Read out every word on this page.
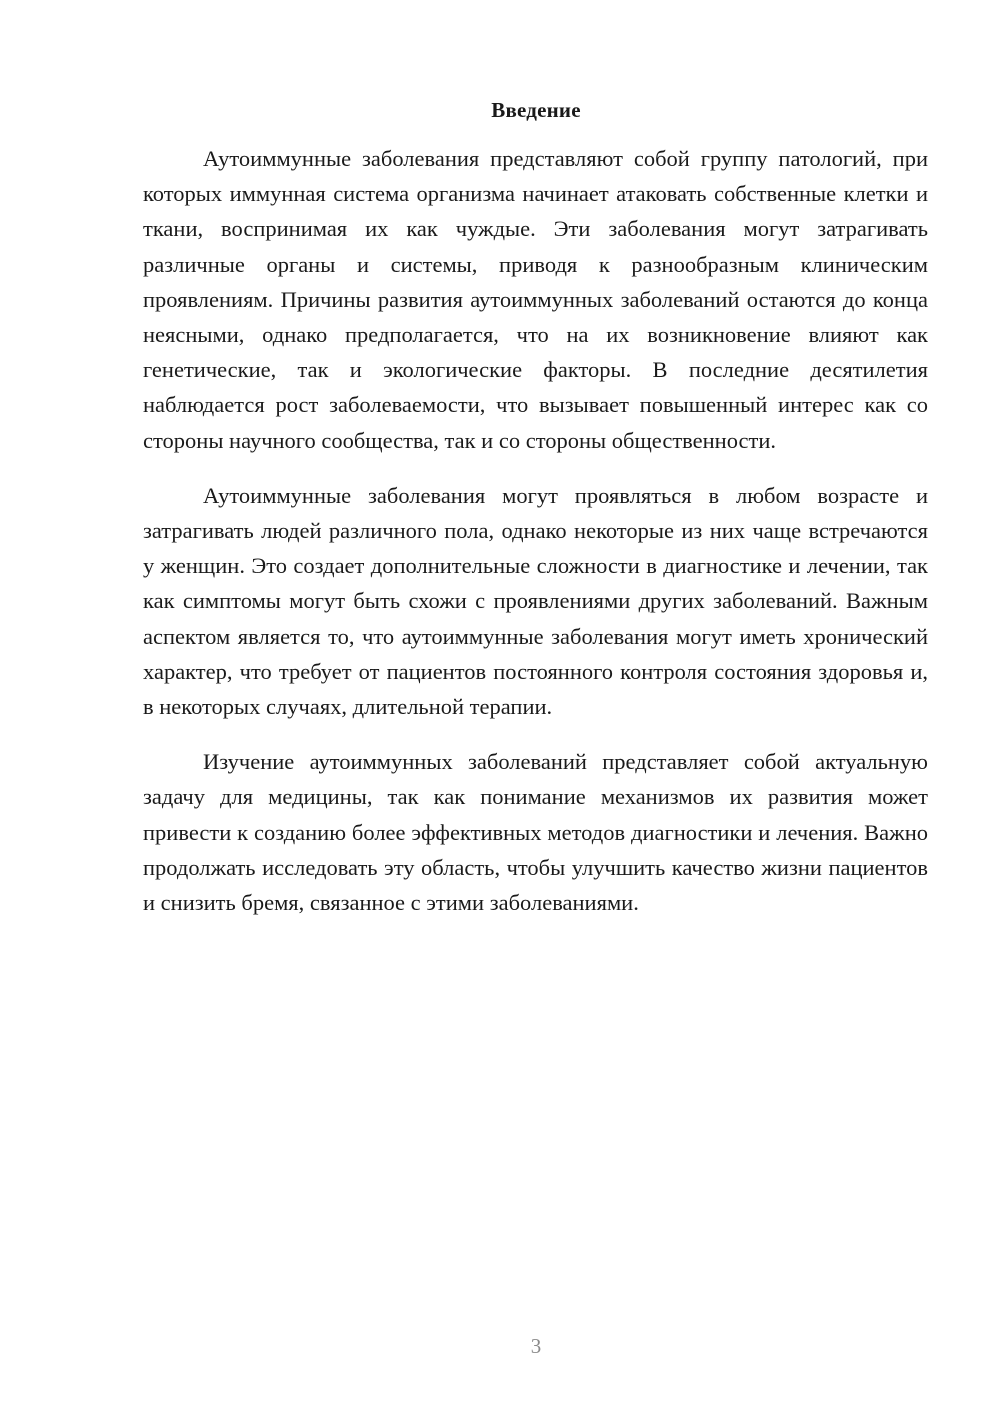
Введение

Аутоиммунные заболевания представляют собой группу патологий, при которых иммунная система организма начинает атаковать собственные клетки и ткани, воспринимая их как чуждые. Эти заболевания могут затрагивать различные органы и системы, приводя к разнообразным клиническим проявлениям. Причины развития аутоиммунных заболеваний остаются до конца неясными, однако предполагается, что на их возникновение влияют как генетические, так и экологические факторы. В последние десятилетия наблюдается рост заболеваемости, что вызывает повышенный интерес как со стороны научного сообщества, так и со стороны общественности.

Аутоиммунные заболевания могут проявляться в любом возрасте и затрагивать людей различного пола, однако некоторые из них чаще встречаются у женщин. Это создает дополнительные сложности в диагностике и лечении, так как симптомы могут быть схожи с проявлениями других заболеваний. Важным аспектом является то, что аутоиммунные заболевания могут иметь хронический характер, что требует от пациентов постоянного контроля состояния здоровья и, в некоторых случаях, длительной терапии.

Изучение аутоиммунных заболеваний представляет собой актуальную задачу для медицины, так как понимание механизмов их развития может привести к созданию более эффективных методов диагностики и лечения. Важно продолжать исследовать эту область, чтобы улучшить качество жизни пациентов и снизить бремя, связанное с этими заболеваниями.

3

------------

**Set task**:
Verbatim reproduction of every record is required; images are left out.

**Solution to the problem**:
Read out every word on this page.
Введение

Аутоиммунные заболевания представляют собой группу патологий, при которых иммунная система организма начинает атаковать собственные клетки и ткани, воспринимая их как чуждые. Эти заболевания могут затрагивать различные органы и системы, приводя к разнообразным клиническим проявлениям. Причины развития аутоиммунных заболеваний остаются до конца неясными, однако предполагается, что на их возникновение влияют как генетические, так и экологические факторы. В последние десятилетия наблюдается рост заболеваемости, что вызывает повышенный интерес как со стороны научного сообщества, так и со стороны общественности.

Аутоиммунные заболевания могут проявляться в любом возрасте и затрагивать людей различного пола, однако некоторые из них чаще встречаются у женщин. Это создает дополнительные сложности в диагностике и лечении, так как симптомы могут быть схожи с проявлениями других заболеваний. Важным аспектом является то, что аутоиммунные заболевания могут иметь хронический характер, что требует от пациентов постоянного контроля состояния здоровья и, в некоторых случаях, длительной терапии.

Изучение аутоиммунных заболеваний представляет собой актуальную задачу для медицины, так как понимание механизмов их развития может привести к созданию более эффективных методов диагностики и лечения. Важно продолжать исследовать эту область, чтобы улучшить качество жизни пациентов и снизить бремя, связанное с этими заболеваниями.

3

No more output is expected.